• Exercise goal:
This exercise asks for the entries below to be printed exactly.

[Document page transcript entries]
================

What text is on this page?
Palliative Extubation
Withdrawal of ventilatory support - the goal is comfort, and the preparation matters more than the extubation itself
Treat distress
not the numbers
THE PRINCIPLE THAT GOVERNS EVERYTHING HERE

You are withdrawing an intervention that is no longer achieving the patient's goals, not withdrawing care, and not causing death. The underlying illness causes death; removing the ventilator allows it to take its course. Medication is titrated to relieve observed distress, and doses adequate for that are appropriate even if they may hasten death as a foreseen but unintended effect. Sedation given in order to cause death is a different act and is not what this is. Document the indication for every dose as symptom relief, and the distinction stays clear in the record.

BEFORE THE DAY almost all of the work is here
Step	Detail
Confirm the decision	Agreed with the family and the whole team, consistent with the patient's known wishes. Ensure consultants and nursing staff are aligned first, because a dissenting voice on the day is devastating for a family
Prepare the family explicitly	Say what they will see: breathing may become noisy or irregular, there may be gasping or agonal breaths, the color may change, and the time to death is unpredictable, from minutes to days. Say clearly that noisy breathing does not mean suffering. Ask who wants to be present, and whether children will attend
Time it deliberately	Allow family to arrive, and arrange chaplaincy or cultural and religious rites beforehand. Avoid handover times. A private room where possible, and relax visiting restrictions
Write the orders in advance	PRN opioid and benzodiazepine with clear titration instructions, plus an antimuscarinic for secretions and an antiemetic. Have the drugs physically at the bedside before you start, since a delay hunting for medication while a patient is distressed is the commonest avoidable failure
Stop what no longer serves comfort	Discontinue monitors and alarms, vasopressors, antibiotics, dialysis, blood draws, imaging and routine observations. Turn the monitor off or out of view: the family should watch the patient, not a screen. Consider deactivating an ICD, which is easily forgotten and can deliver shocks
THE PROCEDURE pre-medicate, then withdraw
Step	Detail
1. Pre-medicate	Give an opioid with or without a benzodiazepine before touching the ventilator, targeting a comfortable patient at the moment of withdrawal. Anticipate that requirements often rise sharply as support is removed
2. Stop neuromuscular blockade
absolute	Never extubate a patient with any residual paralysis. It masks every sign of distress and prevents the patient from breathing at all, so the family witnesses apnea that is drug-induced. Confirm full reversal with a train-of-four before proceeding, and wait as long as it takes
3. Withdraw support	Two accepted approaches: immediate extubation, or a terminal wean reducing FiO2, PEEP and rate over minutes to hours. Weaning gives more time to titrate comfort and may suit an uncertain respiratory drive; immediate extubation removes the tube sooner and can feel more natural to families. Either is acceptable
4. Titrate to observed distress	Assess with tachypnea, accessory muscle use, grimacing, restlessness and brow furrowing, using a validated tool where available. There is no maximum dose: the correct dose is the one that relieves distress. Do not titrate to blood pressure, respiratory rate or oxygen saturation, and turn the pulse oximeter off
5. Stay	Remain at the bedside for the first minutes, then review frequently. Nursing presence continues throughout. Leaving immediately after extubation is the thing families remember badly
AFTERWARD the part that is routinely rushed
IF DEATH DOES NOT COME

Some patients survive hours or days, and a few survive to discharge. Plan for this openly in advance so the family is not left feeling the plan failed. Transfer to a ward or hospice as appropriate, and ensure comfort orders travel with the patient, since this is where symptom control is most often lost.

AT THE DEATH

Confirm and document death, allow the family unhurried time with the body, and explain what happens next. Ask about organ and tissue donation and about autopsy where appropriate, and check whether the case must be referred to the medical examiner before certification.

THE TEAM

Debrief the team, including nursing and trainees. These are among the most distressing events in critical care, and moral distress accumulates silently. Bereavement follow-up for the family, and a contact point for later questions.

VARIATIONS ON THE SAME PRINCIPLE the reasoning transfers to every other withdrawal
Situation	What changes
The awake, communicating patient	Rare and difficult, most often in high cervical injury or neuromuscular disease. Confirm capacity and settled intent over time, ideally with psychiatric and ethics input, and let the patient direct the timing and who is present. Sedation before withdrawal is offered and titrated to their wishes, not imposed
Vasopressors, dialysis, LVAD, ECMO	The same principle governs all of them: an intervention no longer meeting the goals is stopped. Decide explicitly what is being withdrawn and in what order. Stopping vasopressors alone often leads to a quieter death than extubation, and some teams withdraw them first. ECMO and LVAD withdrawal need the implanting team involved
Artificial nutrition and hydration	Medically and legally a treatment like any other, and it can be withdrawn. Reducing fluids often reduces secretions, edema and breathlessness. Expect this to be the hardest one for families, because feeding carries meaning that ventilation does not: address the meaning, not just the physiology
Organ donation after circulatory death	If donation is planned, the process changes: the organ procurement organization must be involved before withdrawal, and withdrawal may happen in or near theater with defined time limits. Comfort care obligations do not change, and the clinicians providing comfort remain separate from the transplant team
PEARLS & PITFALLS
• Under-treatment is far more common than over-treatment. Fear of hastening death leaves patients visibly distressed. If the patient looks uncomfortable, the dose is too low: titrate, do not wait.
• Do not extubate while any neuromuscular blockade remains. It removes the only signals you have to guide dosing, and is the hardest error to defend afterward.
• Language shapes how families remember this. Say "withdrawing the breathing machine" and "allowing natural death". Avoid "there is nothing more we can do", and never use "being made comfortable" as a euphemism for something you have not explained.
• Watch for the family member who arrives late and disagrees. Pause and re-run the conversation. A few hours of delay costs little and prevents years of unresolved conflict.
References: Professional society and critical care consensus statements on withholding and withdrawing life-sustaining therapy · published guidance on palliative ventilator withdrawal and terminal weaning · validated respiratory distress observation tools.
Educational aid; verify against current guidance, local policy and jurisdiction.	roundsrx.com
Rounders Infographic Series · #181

================

• Finished task:
What text is on this page?
Palliative Extubation
Withdrawal of ventilatory support - the goal is comfort, and the preparation matters more than the extubation itself
Treat distress
not the numbers
THE PRINCIPLE THAT GOVERNS EVERYTHING HERE

You are withdrawing an intervention that is no longer achieving the patient's goals, not withdrawing care, and not causing death. The underlying illness causes death; removing the ventilator allows it to take its course. Medication is titrated to relieve observed distress, and doses adequate for that are appropriate even if they may hasten death as a foreseen but unintended effect. Sedation given in order to cause death is a different act and is not what this is. Document the indication for every dose as symptom relief, and the distinction stays clear in the record.

BEFORE THE DAY almost all of the work is here
Step	Detail
Confirm the decision	Agreed with the family and the whole team, consistent with the patient's known wishes. Ensure consultants and nursing staff are aligned first, because a dissenting voice on the day is devastating for a family
Prepare the family explicitly	Say what they will see: breathing may become noisy or irregular, there may be gasping or agonal breaths, the color may change, and the time to death is unpredictable, from minutes to days. Say clearly that noisy breathing does not mean suffering. Ask who wants to be present, and whether children will attend
Time it deliberately	Allow family to arrive, and arrange chaplaincy or cultural and religious rites beforehand. Avoid handover times. A private room where possible, and relax visiting restrictions
Write the orders in advance	PRN opioid and benzodiazepine with clear titration instructions, plus an antimuscarinic for secretions and an antiemetic. Have the drugs physically at the bedside before you start, since a delay hunting for medication while a patient is distressed is the commonest avoidable failure
Stop what no longer serves comfort	Discontinue monitors and alarms, vasopressors, antibiotics, dialysis, blood draws, imaging and routine observations. Turn the monitor off or out of view: the family should watch the patient, not a screen. Consider deactivating an ICD, which is easily forgotten and can deliver shocks
THE PROCEDURE pre-medicate, then withdraw
Step	Detail
1. Pre-medicate	Give an opioid with or without a benzodiazepine before touching the ventilator, targeting a comfortable patient at the moment of withdrawal. Anticipate that requirements often rise sharply as support is removed
2. Stop neuromuscular blockade
absolute	Never extubate a patient with any residual paralysis. It masks every sign of distress and prevents the patient from breathing at all, so the family witnesses apnea that is drug-induced. Confirm full reversal with a train-of-four before proceeding, and wait as long as it takes
3. Withdraw support	Two accepted approaches: immediate extubation, or a terminal wean reducing FiO2, PEEP and rate over minutes to hours. Weaning gives more time to titrate comfort and may suit an uncertain respiratory drive; immediate extubation removes the tube sooner and can feel more natural to families. Either is acceptable
4. Titrate to observed distress	Assess with tachypnea, accessory muscle use, grimacing, restlessness and brow furrowing, using a validated tool where available. There is no maximum dose: the correct dose is the one that relieves distress. Do not titrate to blood pressure, respiratory rate or oxygen saturation, and turn the pulse oximeter off
5. Stay	Remain at the bedside for the first minutes, then review frequently. Nursing presence continues throughout. Leaving immediately after extubation is the thing families remember badly
AFTERWARD the part that is routinely rushed
IF DEATH DOES NOT COME

Some patients survive hours or days, and a few survive to discharge. Plan for this openly in advance so the family is not left feeling the plan failed. Transfer to a ward or hospice as appropriate, and ensure comfort orders travel with the patient, since this is where symptom control is most often lost.

AT THE DEATH

Confirm and document death, allow the family unhurried time with the body, and explain what happens next. Ask about organ and tissue donation and about autopsy where appropriate, and check whether the case must be referred to the medical examiner before certification.

THE TEAM

Debrief the team, including nursing and trainees. These are among the most distressing events in critical care, and moral distress accumulates silently. Bereavement follow-up for the family, and a contact point for later questions.

VARIATIONS ON THE SAME PRINCIPLE the reasoning transfers to every other withdrawal
Situation	What changes
The awake, communicating patient	Rare and difficult, most often in high cervical injury or neuromuscular disease. Confirm capacity and settled intent over time, ideally with psychiatric and ethics input, and let the patient direct the timing and who is present. Sedation before withdrawal is offered and titrated to their wishes, not imposed
Vasopressors, dialysis, LVAD, ECMO	The same principle governs all of them: an intervention no longer meeting the goals is stopped. Decide explicitly what is being withdrawn and in what order. Stopping vasopressors alone often leads to a quieter death than extubation, and some teams withdraw them first. ECMO and LVAD withdrawal need the implanting team involved
Artificial nutrition and hydration	Medically and legally a treatment like any other, and it can be withdrawn. Reducing fluids often reduces secretions, edema and breathlessness. Expect this to be the hardest one for families, because feeding carries meaning that ventilation does not: address the meaning, not just the physiology
Organ donation after circulatory death	If donation is planned, the process changes: the organ procurement organization must be involved before withdrawal, and withdrawal may happen in or near theater with defined time limits. Comfort care obligations do not change, and the clinicians providing comfort remain separate from the transplant team
PEARLS & PITFALLS
• Under-treatment is far more common than over-treatment. Fear of hastening death leaves patients visibly distressed. If the patient looks uncomfortable, the dose is too low: titrate, do not wait.
• Do not extubate while any neuromuscular blockade remains. It removes the only signals you have to guide dosing, and is the hardest error to defend afterward.
• Language shapes how families remember this. Say "withdrawing the breathing machine" and "allowing natural death". Avoid "there is nothing more we can do", and never use "being made comfortable" as a euphemism for something you have not explained.
• Watch for the family member who arrives late and disagrees. Pause and re-run the conversation. A few hours of delay costs little and prevents years of unresolved conflict.
References: Professional society and critical care consensus statements on withholding and withdrawing life-sustaining therapy · published guidance on palliative ventilator withdrawal and terminal weaning · validated respiratory distress observation tools.
Educational aid; verify against current guidance, local policy and jurisdiction.	roundsrx.com
Rounders Infographic Series · #181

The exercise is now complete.